(Records excerpted from a collection)
-=-=-=-=-

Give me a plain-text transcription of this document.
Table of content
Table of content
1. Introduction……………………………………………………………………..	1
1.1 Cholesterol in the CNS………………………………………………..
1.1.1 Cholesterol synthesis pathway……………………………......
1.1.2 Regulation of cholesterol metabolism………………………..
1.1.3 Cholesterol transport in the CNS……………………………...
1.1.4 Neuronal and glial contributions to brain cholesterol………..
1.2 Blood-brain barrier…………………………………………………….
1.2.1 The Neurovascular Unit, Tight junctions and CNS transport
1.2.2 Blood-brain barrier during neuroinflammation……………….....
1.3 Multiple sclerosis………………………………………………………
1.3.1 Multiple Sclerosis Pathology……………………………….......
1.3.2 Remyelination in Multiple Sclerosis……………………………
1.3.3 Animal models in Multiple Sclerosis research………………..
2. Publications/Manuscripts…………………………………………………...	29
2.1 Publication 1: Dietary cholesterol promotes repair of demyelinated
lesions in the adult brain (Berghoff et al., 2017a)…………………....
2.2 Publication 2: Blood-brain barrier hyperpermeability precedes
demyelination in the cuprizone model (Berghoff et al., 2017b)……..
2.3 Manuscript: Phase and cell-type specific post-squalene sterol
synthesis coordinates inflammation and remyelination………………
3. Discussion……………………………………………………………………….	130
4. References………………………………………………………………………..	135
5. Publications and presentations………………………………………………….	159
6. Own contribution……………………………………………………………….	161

-=-=-=-=-

Requirement
Determine the number of lines in the listing that hold the word "Multiple", and supply that number and nothing further.

Result for this exercise
4